» **The problem**:
Wherever a picture appears, leave it out; set down everything else in the records exactly.

» **Exercise input**:
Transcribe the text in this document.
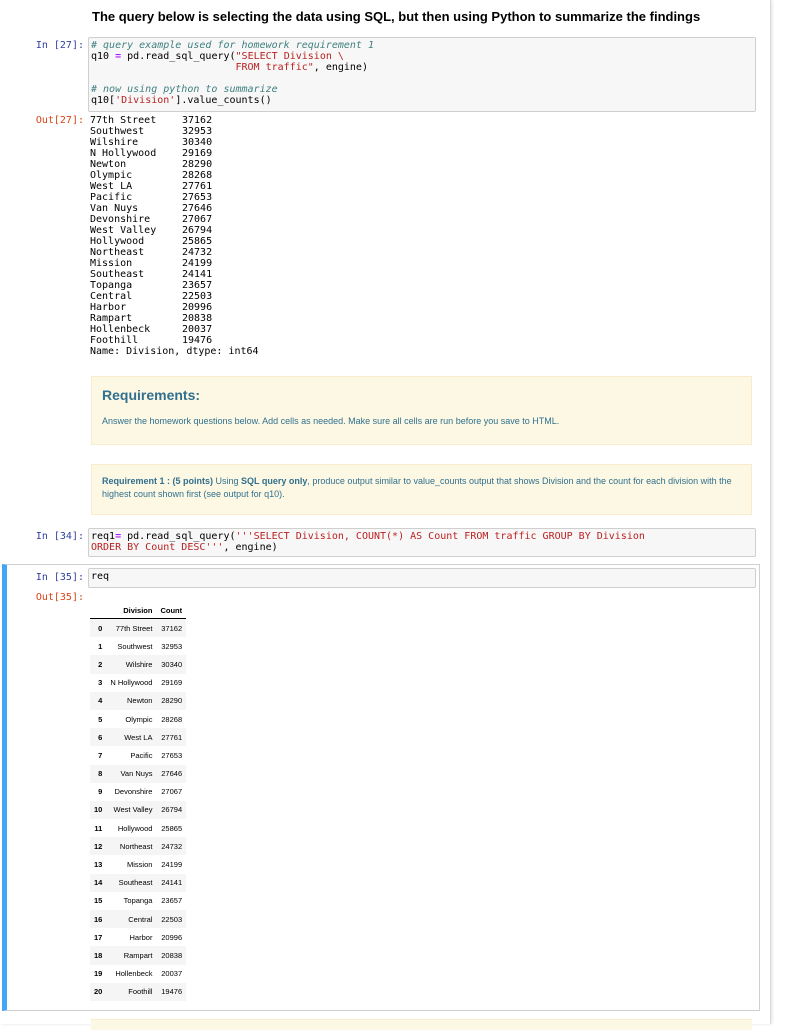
The query below is selecting the data using SQL, but then using Python to summarize the findings
In [27]: # query example used for homework requirement 1
q10 = pd.read_sql_query("SELECT Division \
FROM traffic", engine)

# now using python to summarize
q10['Division'].value_counts()
Out[27]: 77th Street	37162
Southwest	32953
Wilshire	30340
N Hollywood	29169
Newton	28290
Olympic	28268
West LA	27761
Pacific	27653
Van Nuys	27646
Devonshire	27067
West Valley	26794
Hollywood	25865
Northeast	24732
Mission	24199
Southeast	24141
Topanga	23657
Central	22503
Harbor	20996
Rampart	20838
Hollenbeck	20037
Foothill	19476
Name: Division, dtype: int64
Requirements:

Answer the homework questions below. Add cells as needed. Make sure all cells are run before you save to HTML.

Requirement 1 : (5 points) Using SQL query only, produce output similar to value_counts output that shows Division and the count for each division with the highest count shown first (see output for q10).

In [34]: req1= pd.read_sql_query('''SELECT Division, COUNT(*) AS Count FROM traffic GROUP BY Division
ORDER BY Count DESC''', engine)
In [35]: req
Out[35]:
	Division	Count
0	77th Street	37162
1	Southwest	32953
2	Wilshire	30340
3	N Hollywood	29169
4	Newton	28290
5	Olympic	28268
6	West LA	27761
7	Pacific	27653
8	Van Nuys	27646
9	Devonshire	27067
10	West Valley	26794
11	Hollywood	25865
12	Northeast	24732
13	Mission	24199
14	Southeast	24141
15	Topanga	23657
16	Central	22503
17	Harbor	20996
18	Rampart	20838
19	Hollenbeck	20037
20	Foothill	19476
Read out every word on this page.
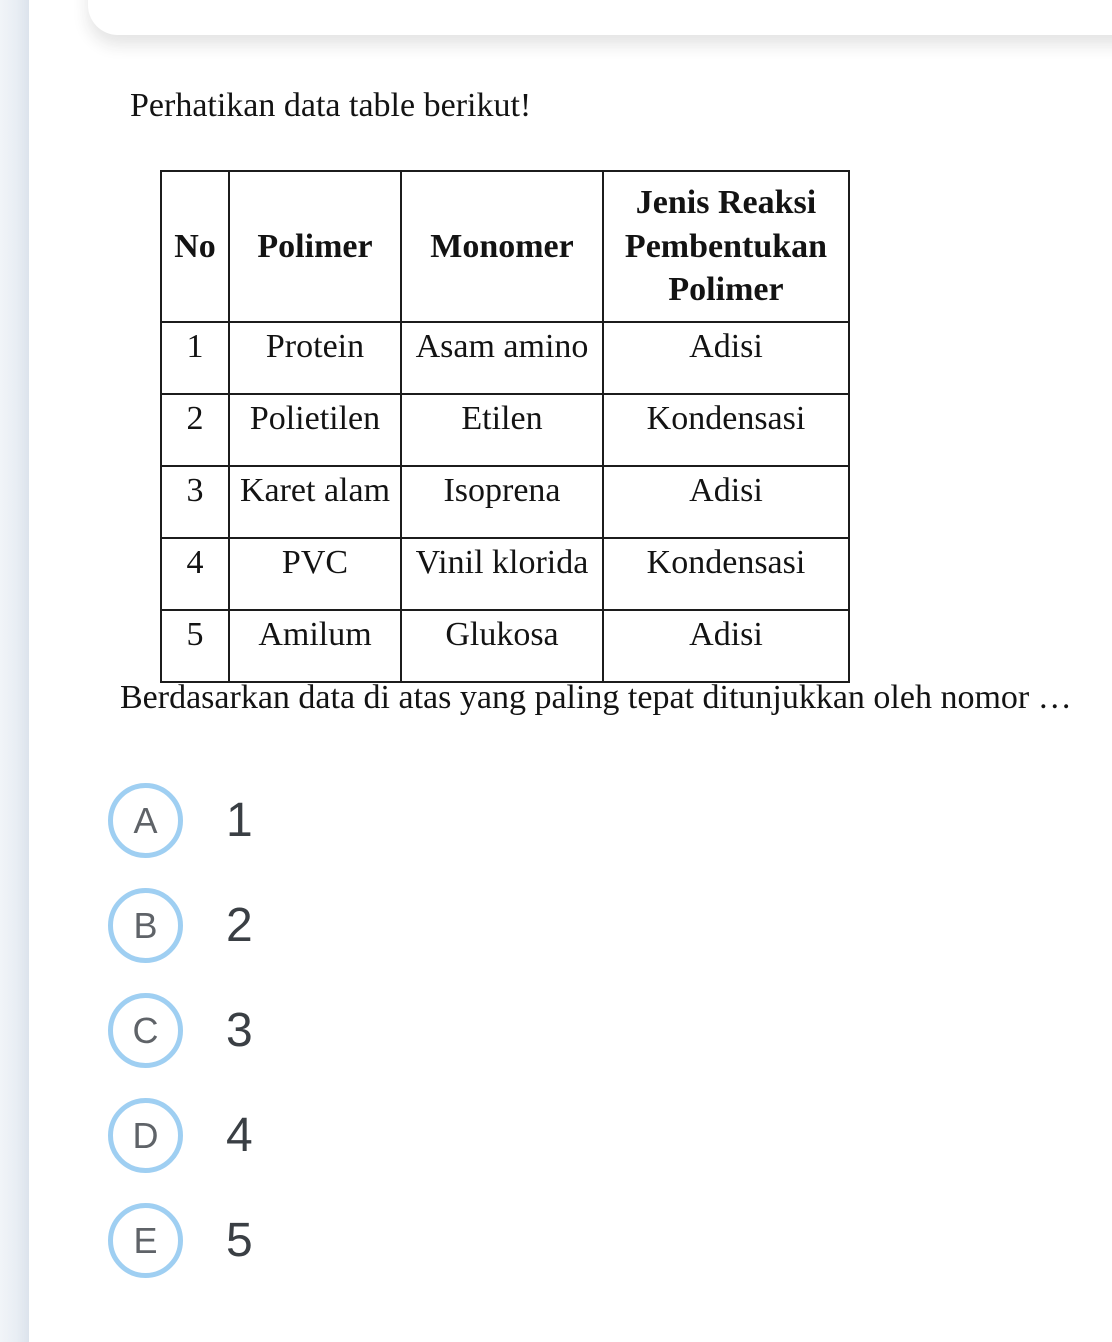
Perhatikan data table berikut!
No	Polimer	Monomer	Jenis Reaksi Pembentukan Polimer
1	Protein	Asam amino	Adisi
2	Polietilen	Etilen	Kondensasi
3	Karet alam	Isoprena	Adisi
4	PVC	Vinil klorida	Kondensasi
5	Amilum	Glukosa	Adisi
Berdasarkan data di atas yang paling tepat ditunjukkan oleh nomor …
A	1
B	2
C	3
D	4
E	5
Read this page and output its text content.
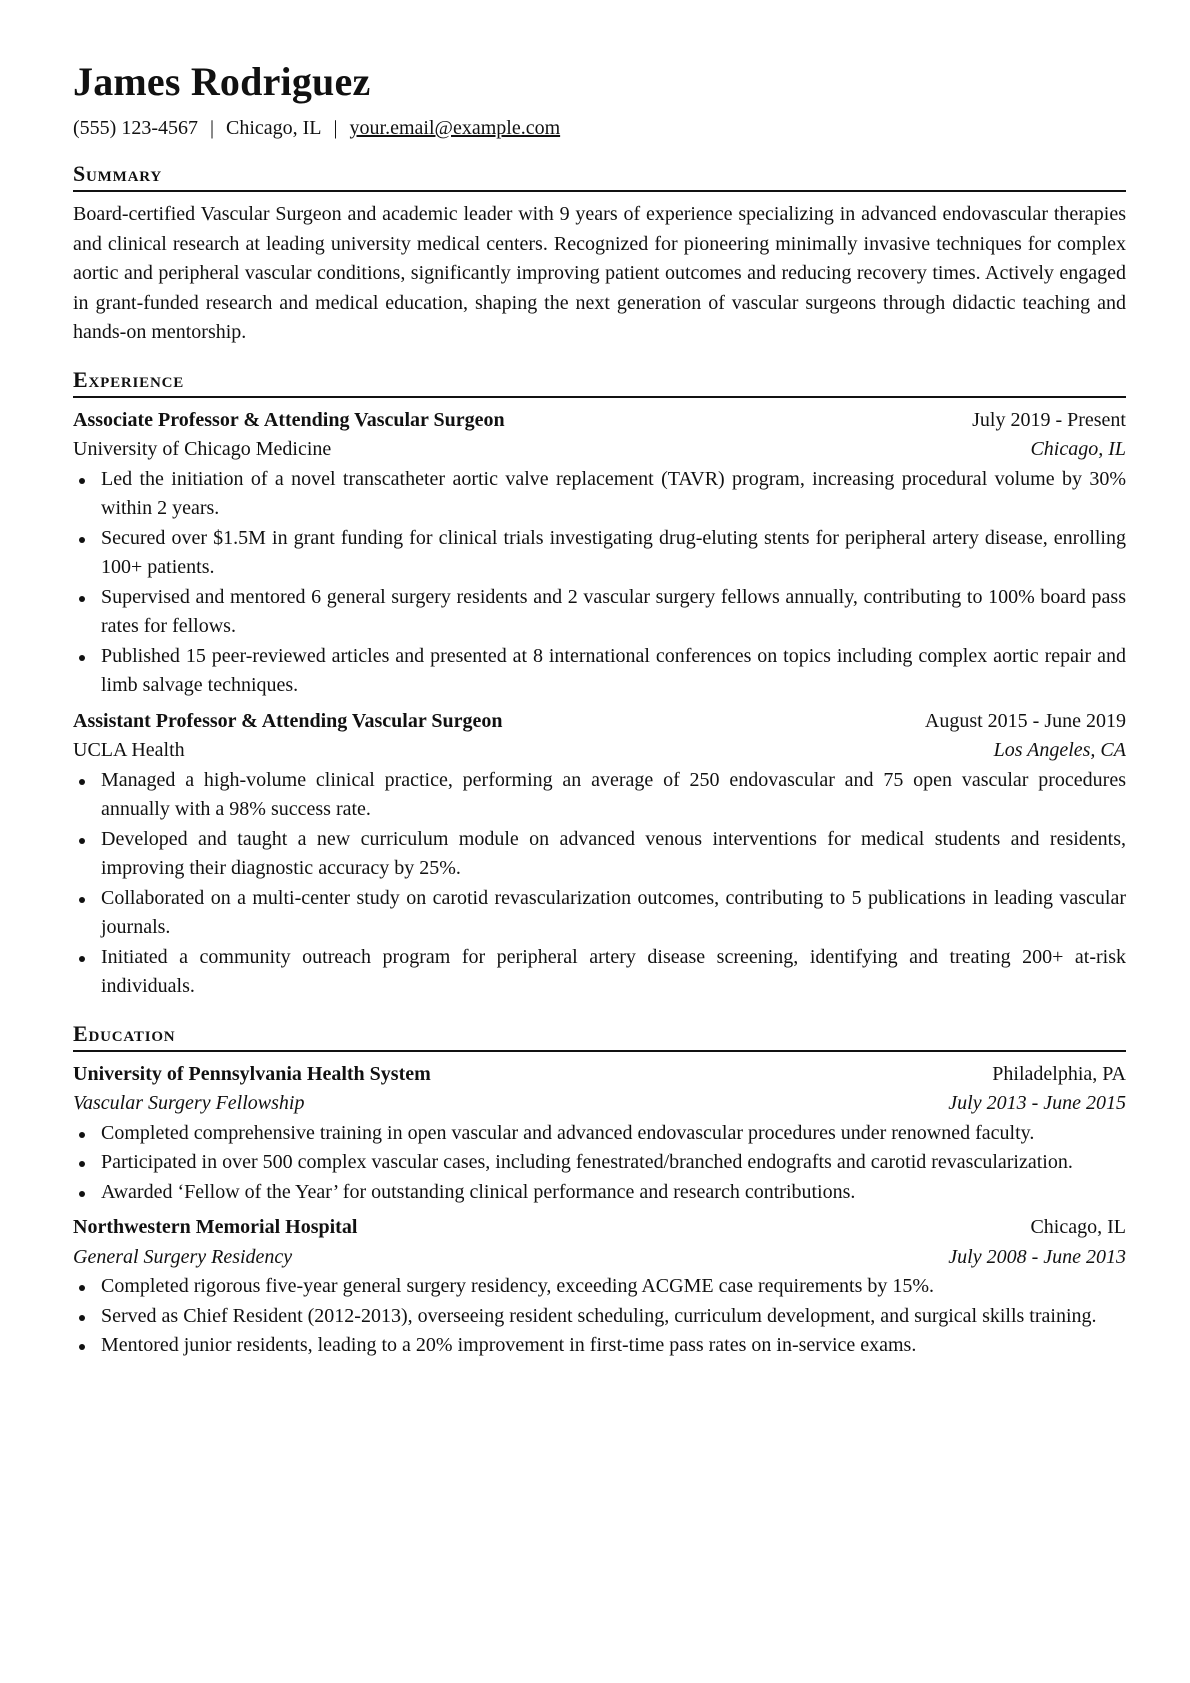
James Rodriguez
(555) 123-4567 | Chicago, IL | your.email@example.com
Summary

Board-certified Vascular Surgeon and academic leader with 9 years of experience specializing in advanced endovascular therapies and clinical research at leading university medical centers. Recognized for pioneering minimally invasive techniques for complex aortic and peripheral vascular conditions, significantly improving patient outcomes and reducing recovery times. Actively engaged in grant-funded research and medical education, shaping the next generation of vascular surgeons through didactic teaching and hands-on mentorship.

Experience
Associate Professor & Attending Vascular Surgeon	July 2019 - Present
University of Chicago Medicine	Chicago, IL
Led the initiation of a novel transcatheter aortic valve replacement (TAVR) program, increasing procedural volume by 30% within 2 years.
Secured over $1.5M in grant funding for clinical trials investigating drug-eluting stents for peripheral artery disease, enrolling 100+ patients.
Supervised and mentored 6 general surgery residents and 2 vascular surgery fellows annually, contributing to 100% board pass rates for fellows.
Published 15 peer-reviewed articles and presented at 8 international conferences on topics including complex aortic repair and limb salvage techniques.
Assistant Professor & Attending Vascular Surgeon	August 2015 - June 2019
UCLA Health	Los Angeles, CA
Managed a high-volume clinical practice, performing an average of 250 endovascular and 75 open vascular procedures annually with a 98% success rate.
Developed and taught a new curriculum module on advanced venous interventions for medical students and residents, improving their diagnostic accuracy by 25%.
Collaborated on a multi-center study on carotid revascularization outcomes, contributing to 5 publications in leading vascular journals.
Initiated a community outreach program for peripheral artery disease screening, identifying and treating 200+ at-risk individuals.
Education
University of Pennsylvania Health System	Philadelphia, PA
Vascular Surgery Fellowship	July 2013 - June 2015
Completed comprehensive training in open vascular and advanced endovascular procedures under renowned faculty.
Participated in over 500 complex vascular cases, including fenestrated/branched endografts and carotid revascularization.
Awarded ‘Fellow of the Year’ for outstanding clinical performance and research contributions.
Northwestern Memorial Hospital	Chicago, IL
General Surgery Residency	July 2008 - June 2013
Completed rigorous five-year general surgery residency, exceeding ACGME case requirements by 15%.
Served as Chief Resident (2012-2013), overseeing resident scheduling, curriculum development, and surgical skills training.
Mentored junior residents, leading to a 20% improvement in first-time pass rates on in-service exams.
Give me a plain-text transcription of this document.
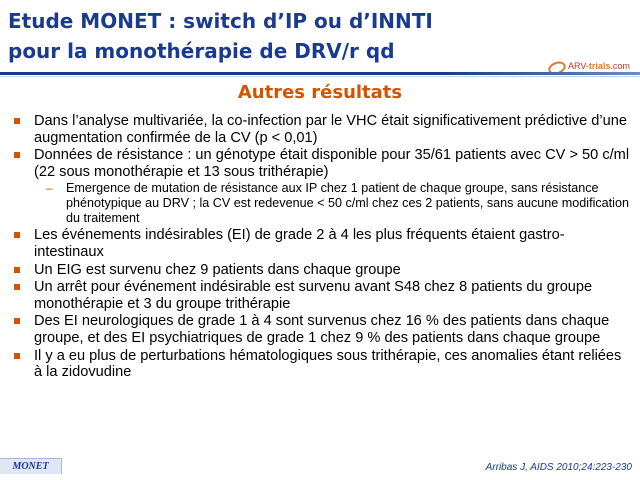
Etude MONET : switch d’IP ou d’INNTI
pour la monothérapie de DRV/r qd
ARV-trials.com
Autres résultats
Dans l’analyse multivariée, la co-infection par le VHC était significativement prédictive d’une augmentation confirmée de la CV (p < 0,01)
Données de résistance : un génotype était disponible pour 35/61 patients avec CV > 50 c/ml (22 sous monothérapie et 13 sous trithérapie)
– Emergence de mutation de résistance aux IP chez 1 patient de chaque groupe, sans résistance phénotypique au DRV ; la CV est redevenue < 50 c/ml chez ces 2 patients, sans aucune modification du traitement
Les événements indésirables (EI) de grade 2 à 4 les plus fréquents étaient gastro-intestinaux
Un EIG est survenu chez 9 patients dans chaque groupe
Un arrêt pour événement indésirable est survenu avant S48 chez 8 patients du groupe monothérapie et 3 du groupe trithérapie
Des EI neurologiques de grade 1 à 4 sont survenus chez 16 % des patients dans chaque groupe, et des EI psychiatriques de grade 1 chez 9 % des patients dans chaque groupe
Il y a eu plus de perturbations hématologiques sous trithérapie, ces anomalies étant reliées à la zidovudine
MONET	Arribas J, AIDS 2010;24:223-230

» **Result for this task**:
Transcribe the text in this document.
The query below is selecting the data using SQL, but then using Python to summarize the findings
In [27]: # query example used for homework requirement 1
q10 = pd.read_sql_query("SELECT Division \
FROM traffic", engine)

# now using python to summarize
q10['Division'].value_counts()
Out[27]: 77th Street	37162
Southwest	32953
Wilshire	30340
N Hollywood	29169
Newton	28290
Olympic	28268
West LA	27761
Pacific	27653
Van Nuys	27646
Devonshire	27067
West Valley	26794
Hollywood	25865
Northeast	24732
Mission	24199
Southeast	24141
Topanga	23657
Central	22503
Harbor	20996
Rampart	20838
Hollenbeck	20037
Foothill	19476
Name: Division, dtype: int64
Requirements:

Answer the homework questions below. Add cells as needed. Make sure all cells are run before you save to HTML.

Requirement 1 : (5 points) Using SQL query only, produce output similar to value_counts output that shows Division and the count for each division with the highest count shown first (see output for q10).

In [34]: req1= pd.read_sql_query('''SELECT Division, COUNT(*) AS Count FROM traffic GROUP BY Division
ORDER BY Count DESC''', engine)
In [35]: req
Out[35]:
	Division	Count
0	77th Street	37162
1	Southwest	32953
2	Wilshire	30340
3	N Hollywood	29169
4	Newton	28290
5	Olympic	28268
6	West LA	27761
7	Pacific	27653
8	Van Nuys	27646
9	Devonshire	27067
10	West Valley	26794
11	Hollywood	25865
12	Northeast	24732
13	Mission	24199
14	Southeast	24141
15	Topanga	23657
16	Central	22503
17	Harbor	20996
18	Rampart	20838
19	Hollenbeck	20037
20	Foothill	19476
Read out every word on this page.
Perhatikan data table berikut!
No	Polimer	Monomer	Jenis Reaksi Pembentukan Polimer
1	Protein	Asam amino	Adisi
2	Polietilen	Etilen	Kondensasi
3	Karet alam	Isoprena	Adisi
4	PVC	Vinil klorida	Kondensasi
5	Amilum	Glukosa	Adisi
Berdasarkan data di atas yang paling tepat ditunjukkan oleh nomor …
A	1
B	2
C	3
D	4
E	5
Read this page and output its text content.
James Rodriguez
(555) 123-4567 | Chicago, IL | your.email@example.com
Summary

Board-certified Vascular Surgeon and academic leader with 9 years of experience specializing in advanced endovascular therapies and clinical research at leading university medical centers. Recognized for pioneering minimally invasive techniques for complex aortic and peripheral vascular conditions, significantly improving patient outcomes and reducing recovery times. Actively engaged in grant-funded research and medical education, shaping the next generation of vascular surgeons through didactic teaching and hands-on mentorship.

Experience
Associate Professor & Attending Vascular Surgeon	July 2019 - Present
University of Chicago Medicine	Chicago, IL
Led the initiation of a novel transcatheter aortic valve replacement (TAVR) program, increasing procedural volume by 30% within 2 years.
Secured over $1.5M in grant funding for clinical trials investigating drug-eluting stents for peripheral artery disease, enrolling 100+ patients.
Supervised and mentored 6 general surgery residents and 2 vascular surgery fellows annually, contributing to 100% board pass rates for fellows.
Published 15 peer-reviewed articles and presented at 8 international conferences on topics including complex aortic repair and limb salvage techniques.
Assistant Professor & Attending Vascular Surgeon	August 2015 - June 2019
UCLA Health	Los Angeles, CA
Managed a high-volume clinical practice, performing an average of 250 endovascular and 75 open vascular procedures annually with a 98% success rate.
Developed and taught a new curriculum module on advanced venous interventions for medical students and residents, improving their diagnostic accuracy by 25%.
Collaborated on a multi-center study on carotid revascularization outcomes, contributing to 5 publications in leading vascular journals.
Initiated a community outreach program for peripheral artery disease screening, identifying and treating 200+ at-risk individuals.
Education
University of Pennsylvania Health System	Philadelphia, PA
Vascular Surgery Fellowship	July 2013 - June 2015
Completed comprehensive training in open vascular and advanced endovascular procedures under renowned faculty.
Participated in over 500 complex vascular cases, including fenestrated/branched endografts and carotid revascularization.
Awarded ‘Fellow of the Year’ for outstanding clinical performance and research contributions.
Northwestern Memorial Hospital	Chicago, IL
General Surgery Residency	July 2008 - June 2013
Completed rigorous five-year general surgery residency, exceeding ACGME case requirements by 15%.
Served as Chief Resident (2012-2013), overseeing resident scheduling, curriculum development, and surgical skills training.
Mentored junior residents, leading to a 20% improvement in first-time pass rates on in-service exams.
Give me a plain-text transcription of this document.
Etude MONET : switch d’IP ou d’INNTI
pour la monothérapie de DRV/r qd
ARV-trials.com
Autres résultats
Dans l’analyse multivariée, la co-infection par le VHC était significativement prédictive d’une augmentation confirmée de la CV (p < 0,01)
Données de résistance : un génotype était disponible pour 35/61 patients avec CV > 50 c/ml (22 sous monothérapie et 13 sous trithérapie)
– Emergence de mutation de résistance aux IP chez 1 patient de chaque groupe, sans résistance phénotypique au DRV ; la CV est redevenue < 50 c/ml chez ces 2 patients, sans aucune modification du traitement
Les événements indésirables (EI) de grade 2 à 4 les plus fréquents étaient gastro-intestinaux
Un EIG est survenu chez 9 patients dans chaque groupe
Un arrêt pour événement indésirable est survenu avant S48 chez 8 patients du groupe monothérapie et 3 du groupe trithérapie
Des EI neurologiques de grade 1 à 4 sont survenus chez 16 % des patients dans chaque groupe, et des EI psychiatriques de grade 1 chez 9 % des patients dans chaque groupe
Il y a eu plus de perturbations hématologiques sous trithérapie, ces anomalies étant reliées à la zidovudine
MONET	Arribas J, AIDS 2010;24:223-230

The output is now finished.